▶ Written request:
Reproduce the listing below without any change.
-=-=-=-=-
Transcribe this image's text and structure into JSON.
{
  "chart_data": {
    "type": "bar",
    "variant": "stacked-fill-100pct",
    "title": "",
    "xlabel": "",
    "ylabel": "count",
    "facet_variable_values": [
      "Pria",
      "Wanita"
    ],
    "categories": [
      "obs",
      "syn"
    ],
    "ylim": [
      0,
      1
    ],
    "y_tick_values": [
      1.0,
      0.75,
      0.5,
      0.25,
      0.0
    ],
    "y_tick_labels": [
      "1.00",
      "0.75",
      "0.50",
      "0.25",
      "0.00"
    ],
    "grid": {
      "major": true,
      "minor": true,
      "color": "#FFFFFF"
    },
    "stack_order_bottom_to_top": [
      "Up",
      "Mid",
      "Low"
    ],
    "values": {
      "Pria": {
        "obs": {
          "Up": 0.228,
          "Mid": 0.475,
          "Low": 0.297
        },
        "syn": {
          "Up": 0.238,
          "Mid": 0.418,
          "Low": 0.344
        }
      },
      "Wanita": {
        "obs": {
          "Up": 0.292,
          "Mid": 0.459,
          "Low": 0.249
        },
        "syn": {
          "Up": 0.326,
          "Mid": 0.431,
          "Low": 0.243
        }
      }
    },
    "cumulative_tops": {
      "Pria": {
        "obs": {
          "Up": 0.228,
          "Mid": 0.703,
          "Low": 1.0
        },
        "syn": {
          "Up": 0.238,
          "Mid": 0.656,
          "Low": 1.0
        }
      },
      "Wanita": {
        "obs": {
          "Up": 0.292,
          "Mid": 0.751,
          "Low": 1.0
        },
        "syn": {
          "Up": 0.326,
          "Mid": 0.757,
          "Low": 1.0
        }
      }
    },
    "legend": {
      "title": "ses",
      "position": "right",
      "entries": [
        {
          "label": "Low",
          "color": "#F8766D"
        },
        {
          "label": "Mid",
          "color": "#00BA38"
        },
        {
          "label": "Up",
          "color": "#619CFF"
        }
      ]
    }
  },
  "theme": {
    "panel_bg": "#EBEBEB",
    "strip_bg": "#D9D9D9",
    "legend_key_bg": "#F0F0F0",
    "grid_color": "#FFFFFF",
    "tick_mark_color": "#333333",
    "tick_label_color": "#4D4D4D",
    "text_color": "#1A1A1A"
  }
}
-=-=-=-=-
▶ The answer:
Transcribe this image's text and structure into JSON.
{
  "chart_data": {
    "type": "bar",
    "variant": "stacked-fill-100pct",
    "title": "",
    "xlabel": "",
    "ylabel": "count",
    "facet_variable_values": [
      "Pria",
      "Wanita"
    ],
    "categories": [
      "obs",
      "syn"
    ],
    "ylim": [
      0,
      1
    ],
    "y_tick_values": [
      1.0,
      0.75,
      0.5,
      0.25,
      0.0
    ],
    "y_tick_labels": [
      "1.00",
      "0.75",
      "0.50",
      "0.25",
      "0.00"
    ],
    "grid": {
      "major": true,
      "minor": true,
      "color": "#FFFFFF"
    },
    "stack_order_bottom_to_top": [
      "Up",
      "Mid",
      "Low"
    ],
    "values": {
      "Pria": {
        "obs": {
          "Up": 0.228,
          "Mid": 0.475,
          "Low": 0.297
        },
        "syn": {
          "Up": 0.238,
          "Mid": 0.418,
          "Low": 0.344
        }
      },
      "Wanita": {
        "obs": {
          "Up": 0.292,
          "Mid": 0.459,
          "Low": 0.249
        },
        "syn": {
          "Up": 0.326,
          "Mid": 0.431,
          "Low": 0.243
        }
      }
    },
    "cumulative_tops": {
      "Pria": {
        "obs": {
          "Up": 0.228,
          "Mid": 0.703,
          "Low": 1.0
        },
        "syn": {
          "Up": 0.238,
          "Mid": 0.656,
          "Low": 1.0
        }
      },
      "Wanita": {
        "obs": {
          "Up": 0.292,
          "Mid": 0.751,
          "Low": 1.0
        },
        "syn": {
          "Up": 0.326,
          "Mid": 0.757,
          "Low": 1.0
        }
      }
    },
    "legend": {
      "title": "ses",
      "position": "right",
      "entries": [
        {
          "label": "Low",
          "color": "#F8766D"
        },
        {
          "label": "Mid",
          "color": "#00BA38"
        },
        {
          "label": "Up",
          "color": "#619CFF"
        }
      ]
    }
  },
  "theme": {
    "panel_bg": "#EBEBEB",
    "strip_bg": "#D9D9D9",
    "legend_key_bg": "#F0F0F0",
    "grid_color": "#FFFFFF",
    "tick_mark_color": "#333333",
    "tick_label_color": "#4D4D4D",
    "text_color": "#1A1A1A"
  }
}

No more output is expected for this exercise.